Task:
Locate every line in the listing below that contains the string "sundae" and copy each of those lines.

-- Records for the exercise start --

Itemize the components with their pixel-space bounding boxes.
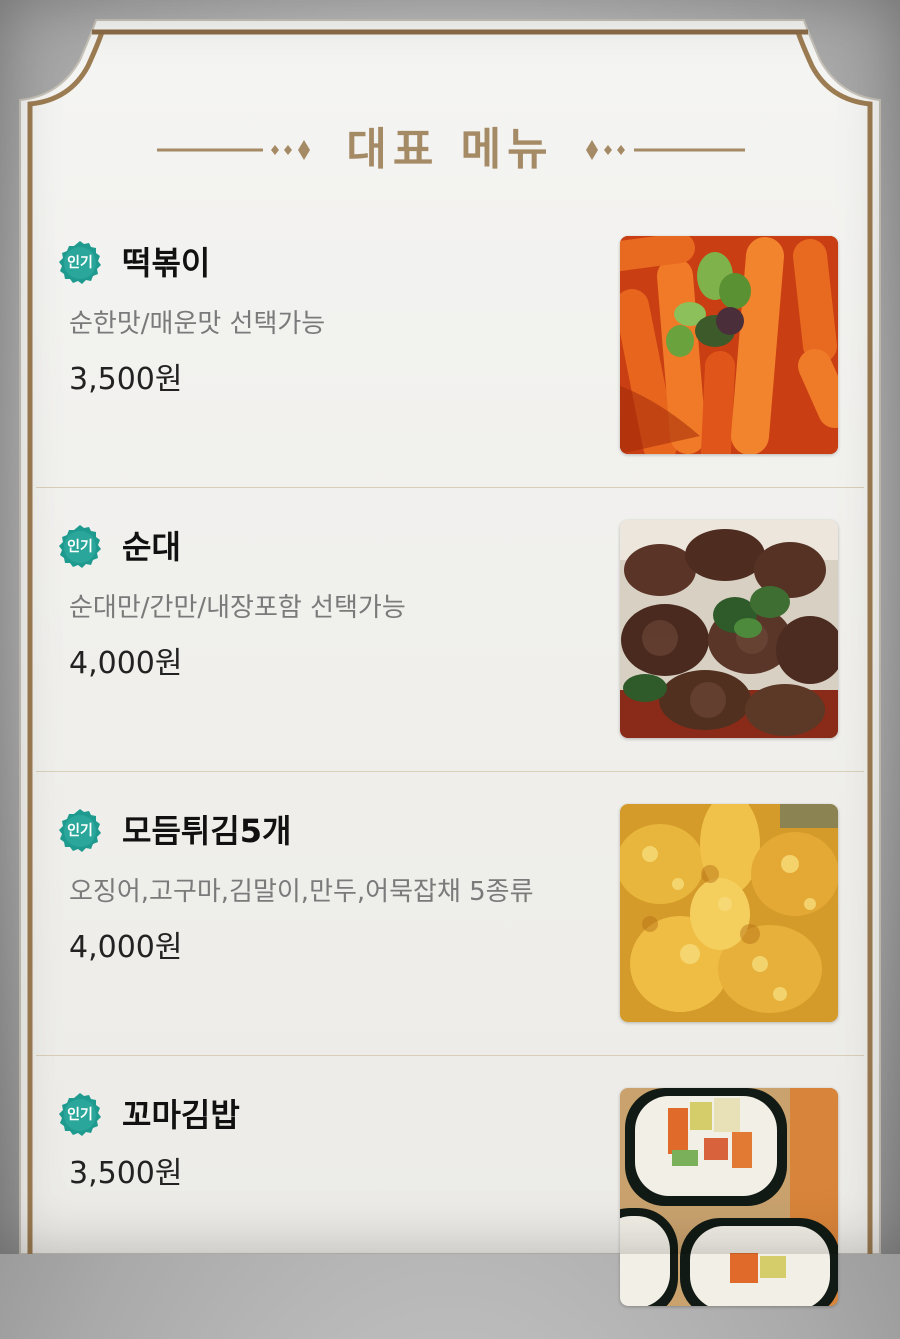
item-name: 꼬마김밥 — [122, 1096, 240, 1134]
item-price: 3,500원 — [69, 1156, 183, 1191]
menu-item-sundae[interactable]: 인기 순대 순대만/간만/내장포함 선택가능 4,000원 — [36, 488, 864, 772]
right-ornament-icon — [586, 140, 745, 160]
badge-label: 인기 — [67, 255, 93, 271]
tteokbokki-photo[interactable] — [620, 236, 838, 454]
item-price: 3,500원 — [69, 362, 183, 397]
badge-label: 인기 — [67, 539, 93, 555]
fried-assortment-photo[interactable] — [620, 804, 838, 1022]
menu-item-mini-gimbap[interactable]: 인기 꼬마김밥 3,500원 — [36, 1056, 864, 1339]
menu-list: 인기 떡볶이 순한맛/매운맛 선택가능 3,500원 인기 순대 순대만/간만/… — [36, 204, 864, 1339]
item-name: 떡볶이 — [122, 244, 211, 282]
badge-label: 인기 — [67, 1107, 93, 1123]
section-header: 대표 메뉴 — [0, 118, 900, 182]
sundae-photo[interactable] — [620, 520, 838, 738]
item-name: 순대 — [122, 528, 181, 566]
menu-item-tteokbokki[interactable]: 인기 떡볶이 순한맛/매운맛 선택가능 3,500원 — [36, 204, 864, 488]
item-price: 4,000원 — [69, 930, 183, 965]
item-description: 순한맛/매운맛 선택가능 — [69, 309, 326, 339]
menu-item-fried-assortment[interactable]: 인기 모듬튀김5개 오징어,고구마,김말이,만두,어묵잡채 5종류 4,000원 — [36, 772, 864, 1056]
mini-gimbap-photo[interactable] — [620, 1088, 838, 1306]
item-description: 순대만/간만/내장포함 선택가능 — [69, 593, 406, 623]
badge-label: 인기 — [67, 823, 93, 839]
section-title: 대표 메뉴 — [346, 124, 554, 175]
item-name: 모듬튀김5개 — [122, 812, 292, 850]
item-price: 4,000원 — [69, 646, 183, 681]
item-description: 오징어,고구마,김말이,만두,어묵잡채 5종류 — [69, 877, 534, 907]
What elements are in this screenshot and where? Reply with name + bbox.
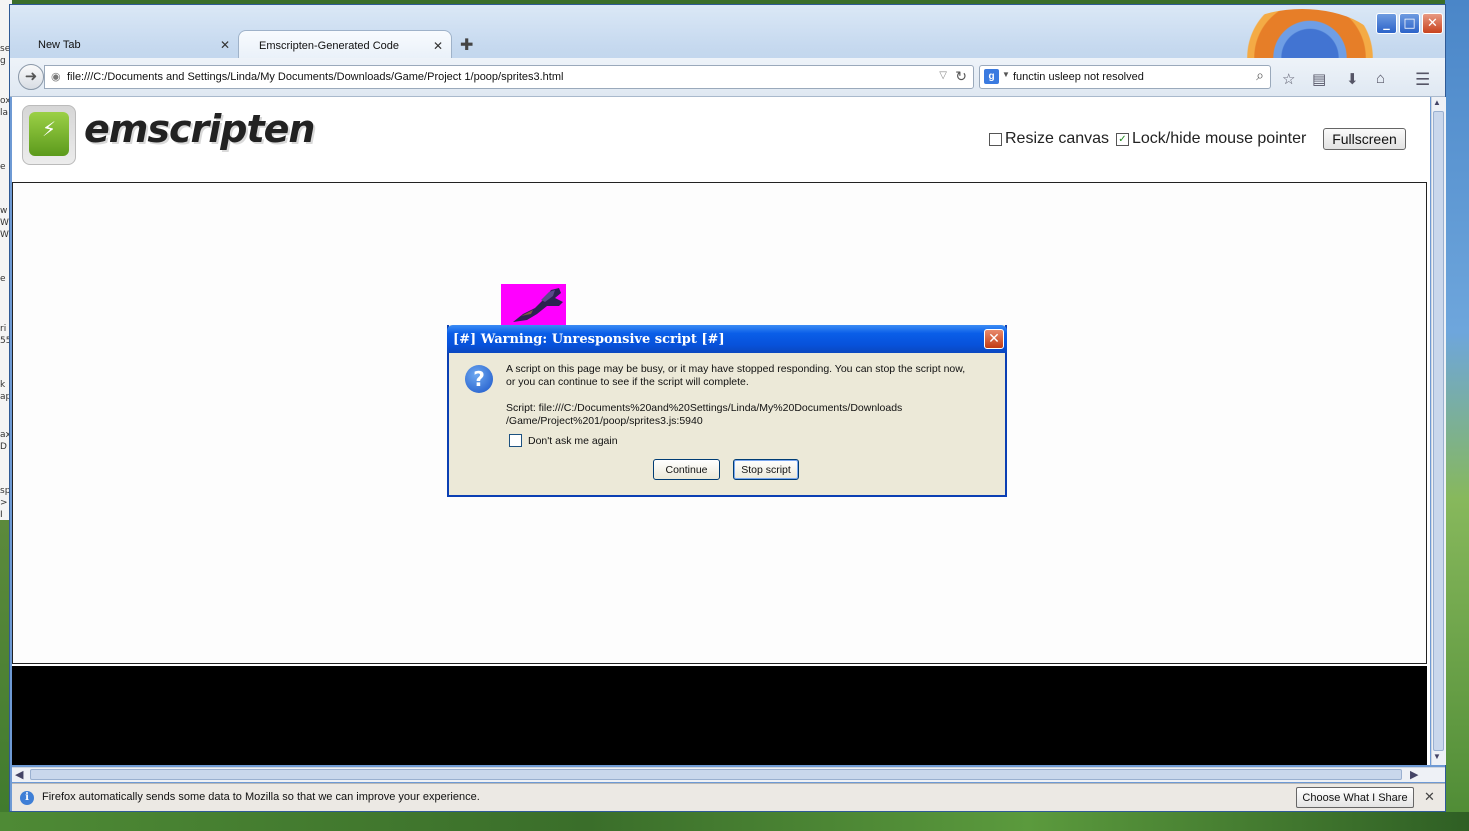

-- Records for the exercise end --

Exercise response:
menu-item-sundae[interactable]: 인기 순대 순대만/간만/내장포함 선택가능 4,000원 — [36, 488, 864, 772]
sundae-photo[interactable] — [620, 520, 838, 738]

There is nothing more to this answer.